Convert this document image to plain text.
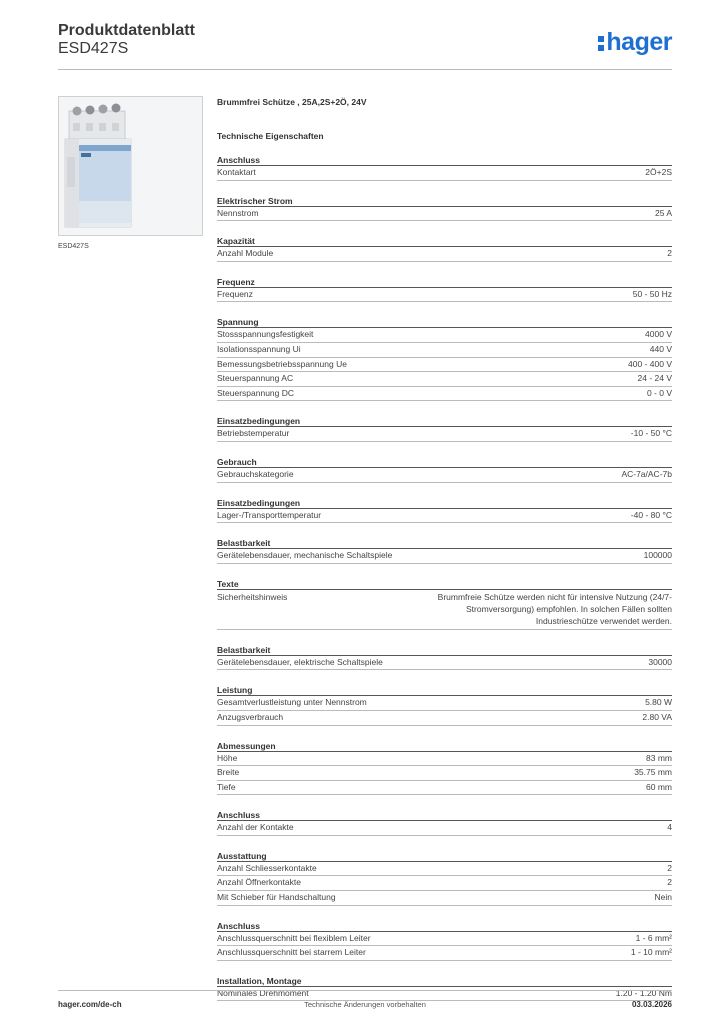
Produktdatenblatt
ESD427S	hager
ESD427S
Brummfrei Schütze , 25A,2S+2Ö, 24V
Technische Eigenschaften
Anschluss
Kontaktart	2Ö+2S
Elektrischer Strom
Nennstrom	25 A
Kapazität
Anzahl Module	2
Frequenz
Frequenz	50 - 50 Hz
Spannung
Stossspannungsfestigkeit	4000 V
Isolationsspannung Ui	440 V
Bemessungsbetriebsspannung Ue	400 - 400 V
Steuerspannung AC	24 - 24 V
Steuerspannung DC	0 - 0 V
Einsatzbedingungen
Betriebstemperatur	-10 - 50 °C
Gebrauch
Gebrauchskategorie	AC-7a/AC-7b
Einsatzbedingungen
Lager-/Transporttemperatur	-40 - 80 °C
Belastbarkeit
Gerätelebensdauer, mechanische Schaltspiele	100000
Texte
Sicherheitshinweis	Brummfreie Schütze werden nicht für intensive Nutzung (24/7-Stromversorgung) empfohlen. In solchen Fällen sollten Industrieschütze verwendet werden.
Belastbarkeit
Gerätelebensdauer, elektrische Schaltspiele	30000
Leistung
Gesamtverlustleistung unter Nennstrom	5.80 W
Anzugsverbrauch	2.80 VA
Abmessungen
Höhe	83 mm
Breite	35.75 mm
Tiefe	60 mm
Anschluss
Anzahl der Kontakte	4
Ausstattung
Anzahl Schliesserkontakte	2
Anzahl Öffnerkontakte	2
Mit Schieber für Handschaltung	Nein
Anschluss
Anschlussquerschnitt bei flexiblem Leiter	1 - 6 mm²
Anschlussquerschnitt bei starrem Leiter	1 - 10 mm²
Installation, Montage
Nominales Drehmoment	1.20 - 1.20 Nm
hager.com/de-ch	Technische Änderungen vorbehalten	03.03.2026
#####
Transcribe the complete set of entries verbatim. No pictures belong in the copy.

## Right answer
Convert this document image to plain text.
Produktdatenblatt
ESD427S	hager
ESD427S
Brummfrei Schütze , 25A,2S+2Ö, 24V
Technische Eigenschaften
Anschluss
Kontaktart	2Ö+2S
Elektrischer Strom
Nennstrom	25 A
Kapazität
Anzahl Module	2
Frequenz
Frequenz	50 - 50 Hz
Spannung
Stossspannungsfestigkeit	4000 V
Isolationsspannung Ui	440 V
Bemessungsbetriebsspannung Ue	400 - 400 V
Steuerspannung AC	24 - 24 V
Steuerspannung DC	0 - 0 V
Einsatzbedingungen
Betriebstemperatur	-10 - 50 °C
Gebrauch
Gebrauchskategorie	AC-7a/AC-7b
Einsatzbedingungen
Lager-/Transporttemperatur	-40 - 80 °C
Belastbarkeit
Gerätelebensdauer, mechanische Schaltspiele	100000
Texte
Sicherheitshinweis	Brummfreie Schütze werden nicht für intensive Nutzung (24/7-Stromversorgung) empfohlen. In solchen Fällen sollten Industrieschütze verwendet werden.
Belastbarkeit
Gerätelebensdauer, elektrische Schaltspiele	30000
Leistung
Gesamtverlustleistung unter Nennstrom	5.80 W
Anzugsverbrauch	2.80 VA
Abmessungen
Höhe	83 mm
Breite	35.75 mm
Tiefe	60 mm
Anschluss
Anzahl der Kontakte	4
Ausstattung
Anzahl Schliesserkontakte	2
Anzahl Öffnerkontakte	2
Mit Schieber für Handschaltung	Nein
Anschluss
Anschlussquerschnitt bei flexiblem Leiter	1 - 6 mm²
Anschlussquerschnitt bei starrem Leiter	1 - 10 mm²
Installation, Montage
Nominales Drehmoment	1.20 - 1.20 Nm
hager.com/de-ch	Technische Änderungen vorbehalten	03.03.2026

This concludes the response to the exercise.